Your instructions: Every line of the material below should be repeated exactly.

Given records:
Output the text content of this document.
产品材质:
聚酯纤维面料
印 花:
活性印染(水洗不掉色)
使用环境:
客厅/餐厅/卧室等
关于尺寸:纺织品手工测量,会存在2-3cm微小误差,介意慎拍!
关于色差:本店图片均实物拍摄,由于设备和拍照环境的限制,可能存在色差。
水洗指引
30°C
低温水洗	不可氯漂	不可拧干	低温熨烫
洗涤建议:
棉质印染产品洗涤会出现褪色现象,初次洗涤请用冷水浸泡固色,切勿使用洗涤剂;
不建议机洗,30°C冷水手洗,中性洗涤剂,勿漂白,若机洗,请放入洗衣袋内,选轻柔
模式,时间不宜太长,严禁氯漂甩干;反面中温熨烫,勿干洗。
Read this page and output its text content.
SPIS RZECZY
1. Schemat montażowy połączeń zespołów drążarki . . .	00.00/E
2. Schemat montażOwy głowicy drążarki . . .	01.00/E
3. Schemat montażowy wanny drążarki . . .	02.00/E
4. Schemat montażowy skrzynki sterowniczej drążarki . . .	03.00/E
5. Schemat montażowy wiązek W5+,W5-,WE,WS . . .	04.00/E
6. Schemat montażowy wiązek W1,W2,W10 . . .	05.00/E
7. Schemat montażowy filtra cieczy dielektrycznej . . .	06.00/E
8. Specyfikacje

Exercise solution:
Output the text content of this document.
产品材质:
聚酯纤维面料
印 花:
活性印染(水洗不掉色)
使用环境:
客厅/餐厅/卧室等
关于尺寸:纺织品手工测量,会存在2-3cm微小误差,介意慎拍!
关于色差:本店图片均实物拍摄,由于设备和拍照环境的限制,可能存在色差。
水洗指引
30°C
低温水洗	不可氯漂	不可拧干	低温熨烫
洗涤建议:
棉质印染产品洗涤会出现褪色现象,初次洗涤请用冷水浸泡固色,切勿使用洗涤剂;
不建议机洗,30°C冷水手洗,中性洗涤剂,勿漂白,若机洗,请放入洗衣袋内,选轻柔
模式,时间不宜太长,严禁氯漂甩干;反面中温熨烫,勿干洗。
Read this page and output its text content.
SPIS RZECZY
1. Schemat montażowy połączeń zespołów drążarki . . .	00.00/E
2. Schemat montażOwy głowicy drążarki . . .	01.00/E
3. Schemat montażowy wanny drążarki . . .	02.00/E
4. Schemat montażowy skrzynki sterowniczej drążarki . . .	03.00/E
5. Schemat montażowy wiązek W5+,W5-,WE,WS . . .	04.00/E
6. Schemat montażowy wiązek W1,W2,W10 . . .	05.00/E
7. Schemat montażowy filtra cieczy dielektrycznej . . .	06.00/E
8. Specyfikacje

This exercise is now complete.